- _Extracted records_

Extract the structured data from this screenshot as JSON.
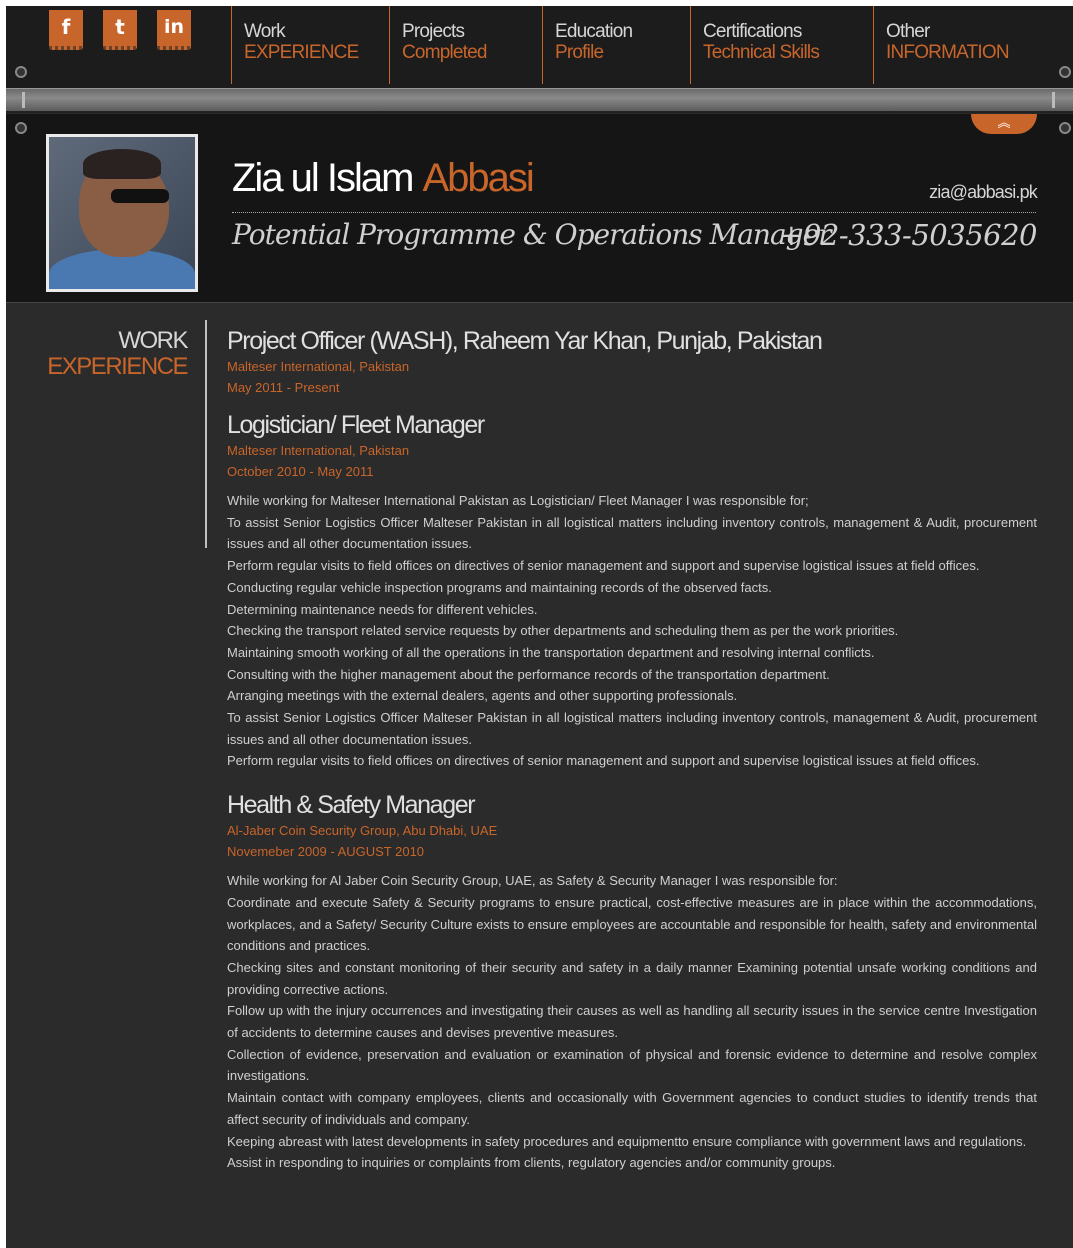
{
  "social": [
    {
      "icon": "facebook-icon",
      "glyph": "f"
    },
    {
      "icon": "twitter-icon",
      "glyph": "t"
    },
    {
      "icon": "linkedin-icon",
      "glyph": "in"
    }
  ],
  "nav": [
    {
      "top": "Work",
      "bottom": "EXPERIENCE"
    },
    {
      "top": "Projects",
      "bottom": "Completed"
    },
    {
      "top": "Education",
      "bottom": "Profile"
    },
    {
      "top": "Certifications",
      "bottom": "Technical Skills"
    },
    {
      "top": "Other",
      "bottom": "INFORMATION"
    }
  ],
  "header": {
    "first_name": "Zia ul Islam",
    "last_name": "Abbasi",
    "email": "zia@abbasi.pk",
    "tagline": "Potential Programme & Operations Manager",
    "phone": "+92-333-5035620",
    "collapse_glyph": "︽"
  },
  "section": {
    "label_top": "WORK",
    "label_bottom": "EXPERIENCE"
  },
  "jobs": [
    {
      "title": "Project Officer (WASH), Raheem Yar Khan, Punjab, Pakistan",
      "org": "Malteser International, Pakistan",
      "date": "May 2011 - Present",
      "lines": []
    },
    {
      "title": "Logistician/ Fleet Manager",
      "org": "Malteser International, Pakistan",
      "date": "October 2010 - May 2011",
      "lines": [
        "While working for Malteser International Pakistan as Logistician/ Fleet Manager I was responsible for;",
        "To assist Senior Logistics Officer Malteser Pakistan in all logistical matters including inventory controls, management & Audit, procurement issues and all other documentation issues.",
        "Perform regular visits to field offices on directives of senior management and support and supervise logistical issues at field offices.",
        "Conducting regular vehicle inspection programs and maintaining records of the observed facts.",
        "Determining maintenance needs for different vehicles.",
        "Checking the transport related service requests by other departments and scheduling them as per the work priorities.",
        "Maintaining smooth working of all the operations in the transportation department and resolving internal conflicts.",
        "Consulting with the higher management about the performance records of the transportation department.",
        "Arranging meetings with the external dealers, agents and other supporting professionals.",
        "To assist Senior Logistics Officer Malteser Pakistan in all logistical matters including inventory controls, management & Audit, procurement issues and all other documentation issues.",
        "Perform regular visits to field offices on directives of senior management and support and supervise logistical issues at field offices."
      ]
    },
    {
      "title": "Health & Safety Manager",
      "org": "Al-Jaber Coin Security Group, Abu Dhabi, UAE",
      "date": "Novemeber 2009 - AUGUST 2010",
      "lines": [
        "While working for Al Jaber Coin Security Group, UAE, as Safety & Security Manager I was responsible for:",
        "Coordinate and execute Safety & Security programs to ensure practical, cost-effective measures are in place within the accommodations, workplaces, and a Safety/ Security Culture exists to ensure employees are accountable and responsible for health, safety and environmental conditions and practices.",
        "Checking sites and constant monitoring of their security and safety in a daily manner Examining potential unsafe working conditions and providing corrective actions.",
        "Follow up with the injury occurrences and investigating their causes as well as handling all security issues in the service centre Investigation of accidents to determine causes and devises preventive measures.",
        "Collection of evidence, preservation and evaluation or examination of physical and forensic evidence to determine and resolve complex investigations.",
        "Maintain contact with company employees, clients and occasionally with Government agencies to conduct studies to identify trends that affect security of individuals and company.",
        "Keeping abreast with latest developments in safety procedures and equipmentto ensure compliance with government laws and regulations.",
        "Assist in responding to inquiries or complaints from clients, regulatory agencies and/or community groups."
      ]
    }
  ]
}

- _REQUEST_
How many of the lines above include the word "offices"? Respond with the number alone.

- _REPLY TO THE EXERCISE_
2